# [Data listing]
▬▬▬▬▬▬

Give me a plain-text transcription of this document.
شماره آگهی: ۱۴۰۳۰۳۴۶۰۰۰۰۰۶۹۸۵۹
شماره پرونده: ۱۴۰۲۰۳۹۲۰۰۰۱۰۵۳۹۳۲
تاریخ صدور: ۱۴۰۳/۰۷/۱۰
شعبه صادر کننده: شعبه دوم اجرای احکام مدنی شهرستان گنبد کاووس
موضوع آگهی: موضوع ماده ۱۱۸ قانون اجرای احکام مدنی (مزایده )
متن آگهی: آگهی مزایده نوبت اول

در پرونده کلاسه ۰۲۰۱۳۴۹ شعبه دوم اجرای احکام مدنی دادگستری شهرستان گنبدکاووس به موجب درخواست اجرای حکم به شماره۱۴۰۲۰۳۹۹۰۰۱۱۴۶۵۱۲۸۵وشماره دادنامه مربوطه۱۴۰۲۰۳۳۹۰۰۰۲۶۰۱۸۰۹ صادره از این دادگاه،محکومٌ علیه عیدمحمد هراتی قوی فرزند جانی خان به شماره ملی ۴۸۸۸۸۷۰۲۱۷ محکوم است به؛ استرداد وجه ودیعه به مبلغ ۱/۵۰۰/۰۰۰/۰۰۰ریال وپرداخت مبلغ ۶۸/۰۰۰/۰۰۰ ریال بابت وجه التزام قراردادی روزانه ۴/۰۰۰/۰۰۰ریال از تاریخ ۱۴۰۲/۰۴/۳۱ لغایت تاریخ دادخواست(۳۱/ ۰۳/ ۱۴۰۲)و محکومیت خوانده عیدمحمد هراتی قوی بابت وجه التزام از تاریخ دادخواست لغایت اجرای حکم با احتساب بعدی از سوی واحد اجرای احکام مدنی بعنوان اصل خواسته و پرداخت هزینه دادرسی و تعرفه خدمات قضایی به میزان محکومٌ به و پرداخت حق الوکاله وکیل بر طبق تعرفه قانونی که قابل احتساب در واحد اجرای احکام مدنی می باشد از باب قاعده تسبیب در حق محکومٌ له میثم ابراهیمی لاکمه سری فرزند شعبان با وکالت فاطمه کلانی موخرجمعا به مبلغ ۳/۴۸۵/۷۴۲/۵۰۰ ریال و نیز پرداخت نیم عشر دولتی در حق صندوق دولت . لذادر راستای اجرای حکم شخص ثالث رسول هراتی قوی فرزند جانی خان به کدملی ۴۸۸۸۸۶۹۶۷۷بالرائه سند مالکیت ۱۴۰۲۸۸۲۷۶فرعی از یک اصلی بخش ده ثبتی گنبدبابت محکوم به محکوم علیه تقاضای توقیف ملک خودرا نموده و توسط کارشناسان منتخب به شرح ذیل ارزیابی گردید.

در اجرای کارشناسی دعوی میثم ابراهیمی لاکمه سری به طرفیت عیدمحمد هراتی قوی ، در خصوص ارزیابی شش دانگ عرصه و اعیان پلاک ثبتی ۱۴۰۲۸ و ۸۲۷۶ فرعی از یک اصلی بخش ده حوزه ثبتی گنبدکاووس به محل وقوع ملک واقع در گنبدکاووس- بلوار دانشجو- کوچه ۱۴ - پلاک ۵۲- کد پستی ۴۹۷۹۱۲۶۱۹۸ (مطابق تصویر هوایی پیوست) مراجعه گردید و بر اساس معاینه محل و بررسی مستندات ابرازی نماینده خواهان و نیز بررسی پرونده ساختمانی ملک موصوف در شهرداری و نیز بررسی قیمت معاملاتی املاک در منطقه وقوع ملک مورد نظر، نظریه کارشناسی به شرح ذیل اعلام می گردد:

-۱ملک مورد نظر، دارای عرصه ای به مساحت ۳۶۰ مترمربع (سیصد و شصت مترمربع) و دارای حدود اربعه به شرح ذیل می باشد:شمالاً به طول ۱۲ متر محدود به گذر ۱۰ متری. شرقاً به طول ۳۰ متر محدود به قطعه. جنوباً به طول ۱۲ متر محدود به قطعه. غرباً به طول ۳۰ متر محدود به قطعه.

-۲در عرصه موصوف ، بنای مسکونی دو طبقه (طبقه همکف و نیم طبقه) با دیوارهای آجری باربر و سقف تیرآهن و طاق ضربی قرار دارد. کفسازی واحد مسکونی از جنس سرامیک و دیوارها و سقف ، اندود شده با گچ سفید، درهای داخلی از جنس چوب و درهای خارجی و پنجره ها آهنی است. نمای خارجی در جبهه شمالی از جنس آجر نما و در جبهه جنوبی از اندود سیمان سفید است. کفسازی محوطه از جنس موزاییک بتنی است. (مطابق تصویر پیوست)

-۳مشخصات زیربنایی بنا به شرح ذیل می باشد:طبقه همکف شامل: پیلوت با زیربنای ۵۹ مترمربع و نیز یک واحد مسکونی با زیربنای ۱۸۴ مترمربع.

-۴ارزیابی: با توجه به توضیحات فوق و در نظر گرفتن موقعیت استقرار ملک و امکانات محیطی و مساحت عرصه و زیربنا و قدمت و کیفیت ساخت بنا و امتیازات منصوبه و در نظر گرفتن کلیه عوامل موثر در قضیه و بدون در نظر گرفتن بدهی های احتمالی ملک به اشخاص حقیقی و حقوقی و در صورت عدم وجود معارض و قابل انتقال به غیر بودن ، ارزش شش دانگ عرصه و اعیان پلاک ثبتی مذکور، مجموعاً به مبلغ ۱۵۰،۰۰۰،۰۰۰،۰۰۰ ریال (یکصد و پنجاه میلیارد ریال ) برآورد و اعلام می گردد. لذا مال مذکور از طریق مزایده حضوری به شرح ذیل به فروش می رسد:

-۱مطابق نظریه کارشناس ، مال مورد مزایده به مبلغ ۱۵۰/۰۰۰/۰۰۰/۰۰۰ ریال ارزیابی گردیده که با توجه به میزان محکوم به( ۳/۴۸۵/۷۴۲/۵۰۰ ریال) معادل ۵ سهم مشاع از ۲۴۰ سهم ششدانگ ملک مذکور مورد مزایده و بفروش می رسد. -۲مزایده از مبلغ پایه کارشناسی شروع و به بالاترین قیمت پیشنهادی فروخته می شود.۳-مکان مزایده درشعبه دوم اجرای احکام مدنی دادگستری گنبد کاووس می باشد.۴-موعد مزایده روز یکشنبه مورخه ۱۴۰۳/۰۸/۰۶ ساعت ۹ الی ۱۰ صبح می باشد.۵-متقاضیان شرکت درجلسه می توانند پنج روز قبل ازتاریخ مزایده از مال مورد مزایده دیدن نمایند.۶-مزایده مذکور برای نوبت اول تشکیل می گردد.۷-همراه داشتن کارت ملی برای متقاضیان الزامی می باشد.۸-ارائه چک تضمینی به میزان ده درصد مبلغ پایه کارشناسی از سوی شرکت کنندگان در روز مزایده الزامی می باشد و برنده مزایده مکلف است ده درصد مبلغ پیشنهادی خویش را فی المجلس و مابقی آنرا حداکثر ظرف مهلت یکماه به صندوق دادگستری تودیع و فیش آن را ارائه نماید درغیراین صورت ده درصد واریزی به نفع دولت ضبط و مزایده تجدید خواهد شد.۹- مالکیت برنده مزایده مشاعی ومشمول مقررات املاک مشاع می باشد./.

▬▬▬▬▬▬

# [REQUIRED TASK]
Nothing should be left out: return all of the records exactly.

# [SOLUTION TO THE EXERCISE]
Give me a plain-text transcription of this document.
شماره آگهی: ۱۴۰۳۰۳۴۶۰۰۰۰۰۶۹۸۵۹
شماره پرونده: ۱۴۰۲۰۳۹۲۰۰۰۱۰۵۳۹۳۲
تاریخ صدور: ۱۴۰۳/۰۷/۱۰
شعبه صادر کننده: شعبه دوم اجرای احکام مدنی شهرستان گنبد کاووس
موضوع آگهی: موضوع ماده ۱۱۸ قانون اجرای احکام مدنی (مزایده )
متن آگهی: آگهی مزایده نوبت اول

در پرونده کلاسه ۰۲۰۱۳۴۹ شعبه دوم اجرای احکام مدنی دادگستری شهرستان گنبدکاووس به موجب درخواست اجرای حکم به شماره۱۴۰۲۰۳۹۹۰۰۱۱۴۶۵۱۲۸۵وشماره دادنامه مربوطه۱۴۰۲۰۳۳۹۰۰۰۲۶۰۱۸۰۹ صادره از این دادگاه،محکومٌ علیه عیدمحمد هراتی قوی فرزند جانی خان به شماره ملی ۴۸۸۸۸۷۰۲۱۷ محکوم است به؛ استرداد وجه ودیعه به مبلغ ۱/۵۰۰/۰۰۰/۰۰۰ریال وپرداخت مبلغ ۶۸/۰۰۰/۰۰۰ ریال بابت وجه التزام قراردادی روزانه ۴/۰۰۰/۰۰۰ریال از تاریخ ۱۴۰۲/۰۴/۳۱ لغایت تاریخ دادخواست(۳۱/ ۰۳/ ۱۴۰۲)و محکومیت خوانده عیدمحمد هراتی قوی بابت وجه التزام از تاریخ دادخواست لغایت اجرای حکم با احتساب بعدی از سوی واحد اجرای احکام مدنی بعنوان اصل خواسته و پرداخت هزینه دادرسی و تعرفه خدمات قضایی به میزان محکومٌ به و پرداخت حق الوکاله وکیل بر طبق تعرفه قانونی که قابل احتساب در واحد اجرای احکام مدنی می باشد از باب قاعده تسبیب در حق محکومٌ له میثم ابراهیمی لاکمه سری فرزند شعبان با وکالت فاطمه کلانی موخرجمعا به مبلغ ۳/۴۸۵/۷۴۲/۵۰۰ ریال و نیز پرداخت نیم عشر دولتی در حق صندوق دولت . لذادر راستای اجرای حکم شخص ثالث رسول هراتی قوی فرزند جانی خان به کدملی ۴۸۸۸۸۶۹۶۷۷بالرائه سند مالکیت ۱۴۰۲۸۸۲۷۶فرعی از یک اصلی بخش ده ثبتی گنبدبابت محکوم به محکوم علیه تقاضای توقیف ملک خودرا نموده و توسط کارشناسان منتخب به شرح ذیل ارزیابی گردید.

در اجرای کارشناسی دعوی میثم ابراهیمی لاکمه سری به طرفیت عیدمحمد هراتی قوی ، در خصوص ارزیابی شش دانگ عرصه و اعیان پلاک ثبتی ۱۴۰۲۸ و ۸۲۷۶ فرعی از یک اصلی بخش ده حوزه ثبتی گنبدکاووس به محل وقوع ملک واقع در گنبدکاووس- بلوار دانشجو- کوچه ۱۴ - پلاک ۵۲- کد پستی ۴۹۷۹۱۲۶۱۹۸ (مطابق تصویر هوایی پیوست) مراجعه گردید و بر اساس معاینه محل و بررسی مستندات ابرازی نماینده خواهان و نیز بررسی پرونده ساختمانی ملک موصوف در شهرداری و نیز بررسی قیمت معاملاتی املاک در منطقه وقوع ملک مورد نظر، نظریه کارشناسی به شرح ذیل اعلام می گردد:

-۱ملک مورد نظر، دارای عرصه ای به مساحت ۳۶۰ مترمربع (سیصد و شصت مترمربع) و دارای حدود اربعه به شرح ذیل می باشد:شمالاً به طول ۱۲ متر محدود به گذر ۱۰ متری. شرقاً به طول ۳۰ متر محدود به قطعه. جنوباً به طول ۱۲ متر محدود به قطعه. غرباً به طول ۳۰ متر محدود به قطعه.

-۲در عرصه موصوف ، بنای مسکونی دو طبقه (طبقه همکف و نیم طبقه) با دیوارهای آجری باربر و سقف تیرآهن و طاق ضربی قرار دارد. کفسازی واحد مسکونی از جنس سرامیک و دیوارها و سقف ، اندود شده با گچ سفید، درهای داخلی از جنس چوب و درهای خارجی و پنجره ها آهنی است. نمای خارجی در جبهه شمالی از جنس آجر نما و در جبهه جنوبی از اندود سیمان سفید است. کفسازی محوطه از جنس موزاییک بتنی است. (مطابق تصویر پیوست)

-۳مشخصات زیربنایی بنا به شرح ذیل می باشد:طبقه همکف شامل: پیلوت با زیربنای ۵۹ مترمربع و نیز یک واحد مسکونی با زیربنای ۱۸۴ مترمربع.

-۴ارزیابی: با توجه به توضیحات فوق و در نظر گرفتن موقعیت استقرار ملک و امکانات محیطی و مساحت عرصه و زیربنا و قدمت و کیفیت ساخت بنا و امتیازات منصوبه و در نظر گرفتن کلیه عوامل موثر در قضیه و بدون در نظر گرفتن بدهی های احتمالی ملک به اشخاص حقیقی و حقوقی و در صورت عدم وجود معارض و قابل انتقال به غیر بودن ، ارزش شش دانگ عرصه و اعیان پلاک ثبتی مذکور، مجموعاً به مبلغ ۱۵۰،۰۰۰،۰۰۰،۰۰۰ ریال (یکصد و پنجاه میلیارد ریال ) برآورد و اعلام می گردد. لذا مال مذکور از طریق مزایده حضوری به شرح ذیل به فروش می رسد:

-۱مطابق نظریه کارشناس ، مال مورد مزایده به مبلغ ۱۵۰/۰۰۰/۰۰۰/۰۰۰ ریال ارزیابی گردیده که با توجه به میزان محکوم به( ۳/۴۸۵/۷۴۲/۵۰۰ ریال) معادل ۵ سهم مشاع از ۲۴۰ سهم ششدانگ ملک مذکور مورد مزایده و بفروش می رسد. -۲مزایده از مبلغ پایه کارشناسی شروع و به بالاترین قیمت پیشنهادی فروخته می شود.۳-مکان مزایده درشعبه دوم اجرای احکام مدنی دادگستری گنبد کاووس می باشد.۴-موعد مزایده روز یکشنبه مورخه ۱۴۰۳/۰۸/۰۶ ساعت ۹ الی ۱۰ صبح می باشد.۵-متقاضیان شرکت درجلسه می توانند پنج روز قبل ازتاریخ مزایده از مال مورد مزایده دیدن نمایند.۶-مزایده مذکور برای نوبت اول تشکیل می گردد.۷-همراه داشتن کارت ملی برای متقاضیان الزامی می باشد.۸-ارائه چک تضمینی به میزان ده درصد مبلغ پایه کارشناسی از سوی شرکت کنندگان در روز مزایده الزامی می باشد و برنده مزایده مکلف است ده درصد مبلغ پیشنهادی خویش را فی المجلس و مابقی آنرا حداکثر ظرف مهلت یکماه به صندوق دادگستری تودیع و فیش آن را ارائه نماید درغیراین صورت ده درصد واریزی به نفع دولت ضبط و مزایده تجدید خواهد شد.۹- مالکیت برنده مزایده مشاعی ومشمول مقررات املاک مشاع می باشد./.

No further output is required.